WHAT TO DO: Can you print every record below exactly as written?

Dataset items:
-=-=-=-=-

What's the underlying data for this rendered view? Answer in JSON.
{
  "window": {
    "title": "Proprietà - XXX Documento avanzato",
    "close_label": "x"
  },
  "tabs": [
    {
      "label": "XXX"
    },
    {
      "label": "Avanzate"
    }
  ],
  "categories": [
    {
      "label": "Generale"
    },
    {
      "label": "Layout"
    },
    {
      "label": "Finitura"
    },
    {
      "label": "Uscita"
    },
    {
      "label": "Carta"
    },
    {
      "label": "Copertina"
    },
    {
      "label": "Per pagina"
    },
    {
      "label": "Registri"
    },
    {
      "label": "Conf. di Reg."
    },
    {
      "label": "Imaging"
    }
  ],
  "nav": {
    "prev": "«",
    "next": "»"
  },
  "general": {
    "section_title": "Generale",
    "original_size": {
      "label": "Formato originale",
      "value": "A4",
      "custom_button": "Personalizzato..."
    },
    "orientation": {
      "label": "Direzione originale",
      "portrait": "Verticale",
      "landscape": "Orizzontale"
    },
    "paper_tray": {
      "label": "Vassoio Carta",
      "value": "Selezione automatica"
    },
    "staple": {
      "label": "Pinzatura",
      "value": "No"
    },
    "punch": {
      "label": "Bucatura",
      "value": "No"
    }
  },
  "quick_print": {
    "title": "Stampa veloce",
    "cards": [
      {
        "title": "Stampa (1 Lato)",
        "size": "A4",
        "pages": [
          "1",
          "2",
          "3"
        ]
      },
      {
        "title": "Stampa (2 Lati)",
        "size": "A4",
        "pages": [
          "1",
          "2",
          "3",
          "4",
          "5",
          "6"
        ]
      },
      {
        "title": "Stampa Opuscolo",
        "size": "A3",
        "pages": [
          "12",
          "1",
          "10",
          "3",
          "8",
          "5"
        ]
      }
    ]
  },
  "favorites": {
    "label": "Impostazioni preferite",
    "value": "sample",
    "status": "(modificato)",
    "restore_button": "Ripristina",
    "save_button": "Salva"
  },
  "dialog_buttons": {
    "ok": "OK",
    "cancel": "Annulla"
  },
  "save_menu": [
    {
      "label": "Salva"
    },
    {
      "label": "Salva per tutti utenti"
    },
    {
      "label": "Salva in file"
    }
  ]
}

-=-=-=-=-

WORKED ANSWER:
What's the underlying data for this rendered view? Answer in JSON.
{
  "window": {
    "title": "Proprietà - XXX Documento avanzato",
    "close_label": "x"
  },
  "tabs": [
    {
      "label": "XXX"
    },
    {
      "label": "Avanzate"
    }
  ],
  "categories": [
    {
      "label": "Generale"
    },
    {
      "label": "Layout"
    },
    {
      "label": "Finitura"
    },
    {
      "label": "Uscita"
    },
    {
      "label": "Carta"
    },
    {
      "label": "Copertina"
    },
    {
      "label": "Per pagina"
    },
    {
      "label": "Registri"
    },
    {
      "label": "Conf. di Reg."
    },
    {
      "label": "Imaging"
    }
  ],
  "nav": {
    "prev": "«",
    "next": "»"
  },
  "general": {
    "section_title": "Generale",
    "original_size": {
      "label": "Formato originale",
      "value": "A4",
      "custom_button": "Personalizzato..."
    },
    "orientation": {
      "label": "Direzione originale",
      "portrait": "Verticale",
      "landscape": "Orizzontale"
    },
    "paper_tray": {
      "label": "Vassoio Carta",
      "value": "Selezione automatica"
    },
    "staple": {
      "label": "Pinzatura",
      "value": "No"
    },
    "punch": {
      "label": "Bucatura",
      "value": "No"
    }
  },
  "quick_print": {
    "title": "Stampa veloce",
    "cards": [
      {
        "title": "Stampa (1 Lato)",
        "size": "A4",
        "pages": [
          "1",
          "2",
          "3"
        ]
      },
      {
        "title": "Stampa (2 Lati)",
        "size": "A4",
        "pages": [
          "1",
          "2",
          "3",
          "4",
          "5",
          "6"
        ]
      },
      {
        "title": "Stampa Opuscolo",
        "size": "A3",
        "pages": [
          "12",
          "1",
          "10",
          "3",
          "8",
          "5"
        ]
      }
    ]
  },
  "favorites": {
    "label": "Impostazioni preferite",
    "value": "sample",
    "status": "(modificato)",
    "restore_button": "Ripristina",
    "save_button": "Salva"
  },
  "dialog_buttons": {
    "ok": "OK",
    "cancel": "Annulla"
  },
  "save_menu": [
    {
      "label": "Salva"
    },
    {
      "label": "Salva per tutti utenti"
    },
    {
      "label": "Salva in file"
    }
  ]
}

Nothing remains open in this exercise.